The listing below should be copied in full, word for word.

___

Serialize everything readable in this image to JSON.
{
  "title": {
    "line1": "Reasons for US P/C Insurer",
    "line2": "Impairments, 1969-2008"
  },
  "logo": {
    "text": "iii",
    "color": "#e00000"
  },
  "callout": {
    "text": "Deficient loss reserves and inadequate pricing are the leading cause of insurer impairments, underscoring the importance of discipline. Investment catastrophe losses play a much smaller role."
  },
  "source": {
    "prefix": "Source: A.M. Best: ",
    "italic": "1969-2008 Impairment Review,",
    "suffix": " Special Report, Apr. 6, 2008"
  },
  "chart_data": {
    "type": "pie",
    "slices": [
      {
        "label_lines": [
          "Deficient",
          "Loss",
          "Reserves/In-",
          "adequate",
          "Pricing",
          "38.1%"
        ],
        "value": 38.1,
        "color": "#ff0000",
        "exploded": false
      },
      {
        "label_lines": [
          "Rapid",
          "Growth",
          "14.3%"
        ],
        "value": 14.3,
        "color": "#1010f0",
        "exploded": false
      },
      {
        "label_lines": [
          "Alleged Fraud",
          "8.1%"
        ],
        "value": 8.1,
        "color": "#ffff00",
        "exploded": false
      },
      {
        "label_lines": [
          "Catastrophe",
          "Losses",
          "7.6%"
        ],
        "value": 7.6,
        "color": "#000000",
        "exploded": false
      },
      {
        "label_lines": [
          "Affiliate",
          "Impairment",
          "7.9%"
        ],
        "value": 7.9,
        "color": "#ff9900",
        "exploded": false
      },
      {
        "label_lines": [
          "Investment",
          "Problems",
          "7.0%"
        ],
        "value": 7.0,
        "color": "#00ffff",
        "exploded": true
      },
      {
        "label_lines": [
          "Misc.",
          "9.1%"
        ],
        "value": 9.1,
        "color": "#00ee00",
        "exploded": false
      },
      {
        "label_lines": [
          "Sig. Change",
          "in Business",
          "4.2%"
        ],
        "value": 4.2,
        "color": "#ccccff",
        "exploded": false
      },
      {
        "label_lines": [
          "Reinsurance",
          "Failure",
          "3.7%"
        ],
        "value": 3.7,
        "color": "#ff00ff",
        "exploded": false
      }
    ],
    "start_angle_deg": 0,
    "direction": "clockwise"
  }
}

___

**ANSWER TO THIS EXERCISE:**
Serialize everything readable in this image to JSON.
{
  "title": {
    "line1": "Reasons for US P/C Insurer",
    "line2": "Impairments, 1969-2008"
  },
  "logo": {
    "text": "iii",
    "color": "#e00000"
  },
  "callout": {
    "text": "Deficient loss reserves and inadequate pricing are the leading cause of insurer impairments, underscoring the importance of discipline. Investment catastrophe losses play a much smaller role."
  },
  "source": {
    "prefix": "Source: A.M. Best: ",
    "italic": "1969-2008 Impairment Review,",
    "suffix": " Special Report, Apr. 6, 2008"
  },
  "chart_data": {
    "type": "pie",
    "slices": [
      {
        "label_lines": [
          "Deficient",
          "Loss",
          "Reserves/In-",
          "adequate",
          "Pricing",
          "38.1%"
        ],
        "value": 38.1,
        "color": "#ff0000",
        "exploded": false
      },
      {
        "label_lines": [
          "Rapid",
          "Growth",
          "14.3%"
        ],
        "value": 14.3,
        "color": "#1010f0",
        "exploded": false
      },
      {
        "label_lines": [
          "Alleged Fraud",
          "8.1%"
        ],
        "value": 8.1,
        "color": "#ffff00",
        "exploded": false
      },
      {
        "label_lines": [
          "Catastrophe",
          "Losses",
          "7.6%"
        ],
        "value": 7.6,
        "color": "#000000",
        "exploded": false
      },
      {
        "label_lines": [
          "Affiliate",
          "Impairment",
          "7.9%"
        ],
        "value": 7.9,
        "color": "#ff9900",
        "exploded": false
      },
      {
        "label_lines": [
          "Investment",
          "Problems",
          "7.0%"
        ],
        "value": 7.0,
        "color": "#00ffff",
        "exploded": true
      },
      {
        "label_lines": [
          "Misc.",
          "9.1%"
        ],
        "value": 9.1,
        "color": "#00ee00",
        "exploded": false
      },
      {
        "label_lines": [
          "Sig. Change",
          "in Business",
          "4.2%"
        ],
        "value": 4.2,
        "color": "#ccccff",
        "exploded": false
      },
      {
        "label_lines": [
          "Reinsurance",
          "Failure",
          "3.7%"
        ],
        "value": 3.7,
        "color": "#ff00ff",
        "exploded": false
      }
    ],
    "start_angle_deg": 0,
    "direction": "clockwise"
  }
}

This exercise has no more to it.